## begin
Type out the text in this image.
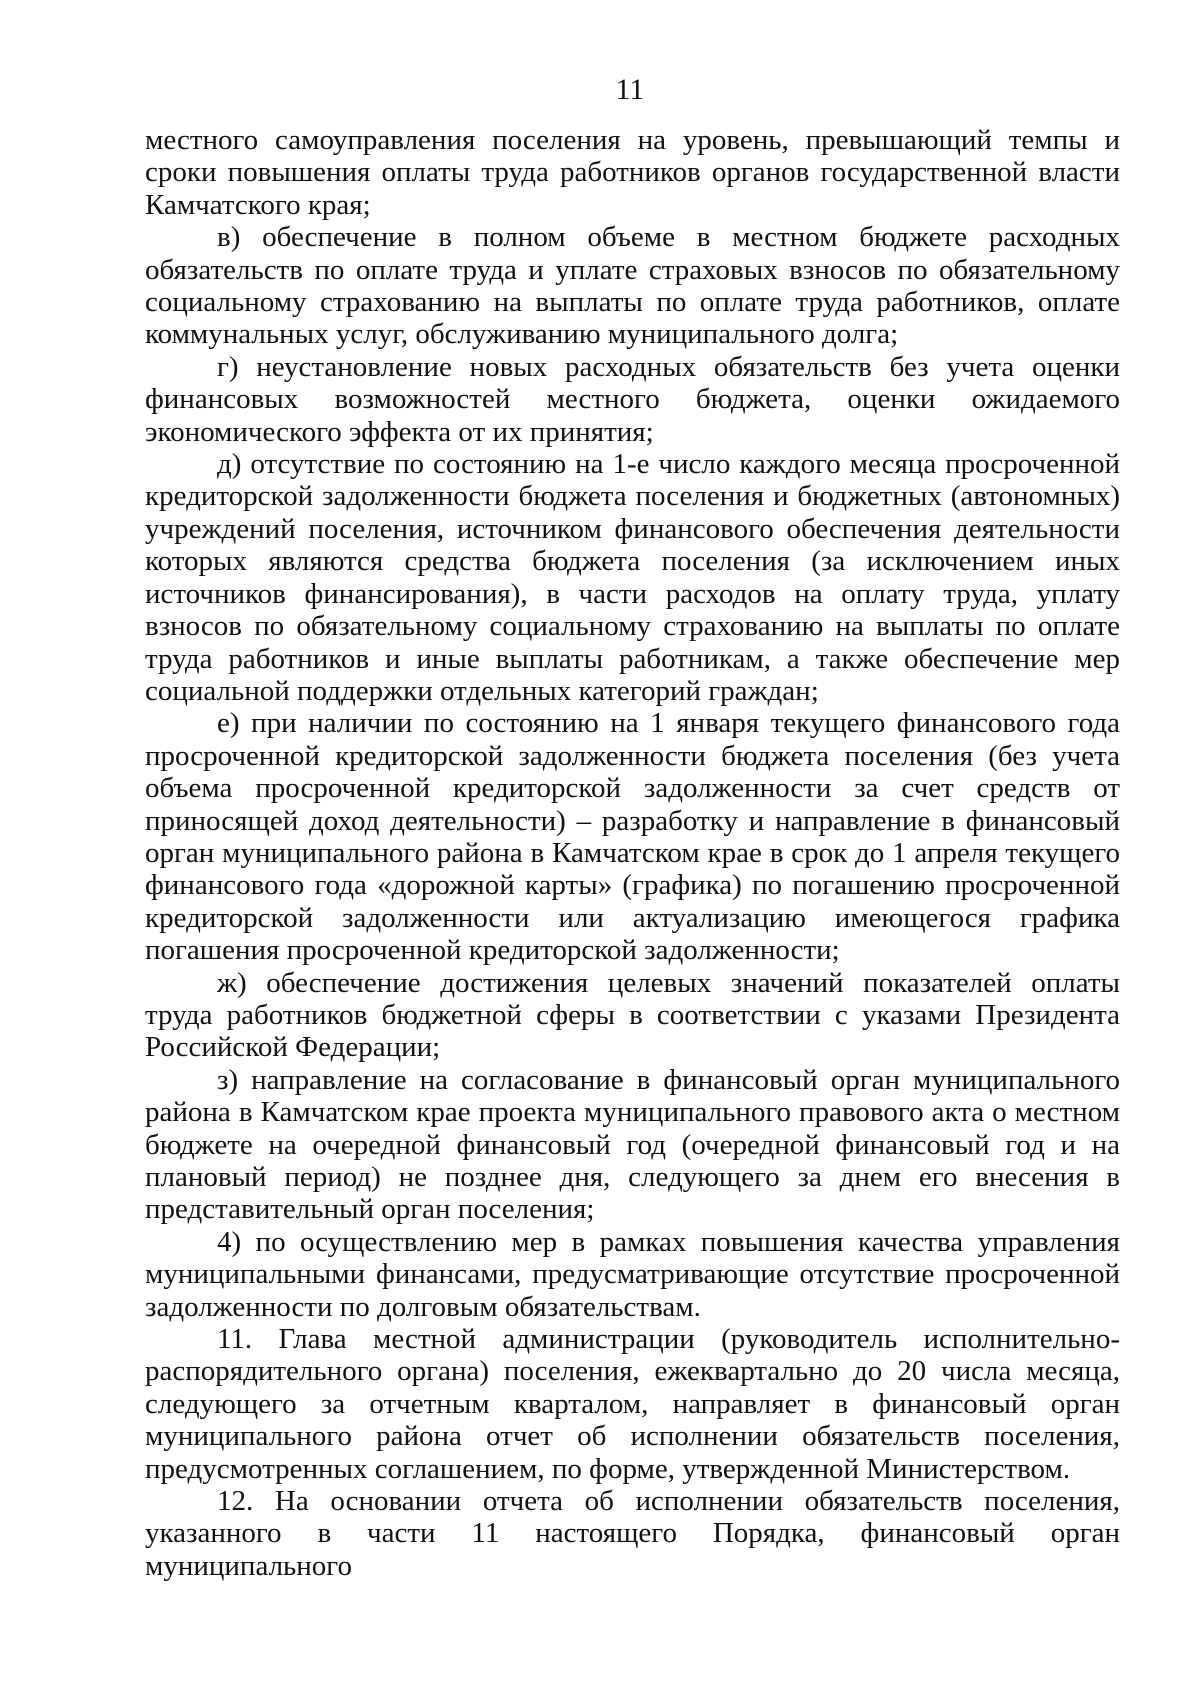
11

местного самоуправления поселения на уровень, превышающий темпы и сроки повышения оплаты труда работников органов государственной власти Камчатского края;

в) обеспечение в полном объеме в местном бюджете расходных обязательств по оплате труда и уплате страховых взносов по обязательному социальному страхованию на выплаты по оплате труда работников, оплате коммунальных услуг, обслуживанию муниципального долга;

г) неустановление новых расходных обязательств без учета оценки финансовых возможностей местного бюджета, оценки ожидаемого экономического эффекта от их принятия;

д) отсутствие по состоянию на 1-е число каждого месяца просроченной кредиторской задолженности бюджета поселения и бюджетных (автономных) учреждений поселения, источником финансового обеспечения деятельности которых являются средства бюджета поселения (за исключением иных источников финансирования), в части расходов на оплату труда, уплату взносов по обязательному социальному страхованию на выплаты по оплате труда работников и иные выплаты работникам, а также обеспечение мер социальной поддержки отдельных категорий граждан;

е) при наличии по состоянию на 1 января текущего финансового года просроченной кредиторской задолженности бюджета поселения (без учета объема просроченной кредиторской задолженности за счет средств от приносящей доход деятельности) – разработку и направление в финансовый орган муниципального района в Камчатском крае в срок до 1 апреля текущего финансового года «дорожной карты» (графика) по погашению просроченной кредиторской задолженности или актуализацию имеющегося графика погашения просроченной кредиторской задолженности;

ж) обеспечение достижения целевых значений показателей оплаты труда работников бюджетной сферы в соответствии с указами Президента Российской Федерации;

з) направление на согласование в финансовый орган муниципального района в Камчатском крае проекта муниципального правового акта о местном бюджете на очередной финансовый год (очередной финансовый год и на плановый период) не позднее дня, следующего за днем его внесения в представительный орган поселения;

4) по осуществлению мер в рамках повышения качества управления муниципальными финансами, предусматривающие отсутствие просроченной задолженности по долговым обязательствам.

11. Глава местной администрации (руководитель исполнительно-распорядительного органа) поселения, ежеквартально до 20 числа месяца, следующего за отчетным кварталом, направляет в финансовый орган муниципального района отчет об исполнении обязательств поселения, предусмотренных соглашением, по форме, утвержденной Министерством.

12. На основании отчета об исполнении обязательств поселения, указанного в части 11 настоящего Порядка, финансовый орган муниципального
## end
Exercise brief —
Extract from the data every line where "оплаты" shows up.

Task output —
местного самоуправления поселения на уровень, превышающий темпы и сроки повышения оплаты труда работников органов государственной власти Камчатского края;
ж) обеспечение достижения целевых значений показателей оплаты труда работников бюджетной сферы в соответствии с указами Президента Российской Федерации;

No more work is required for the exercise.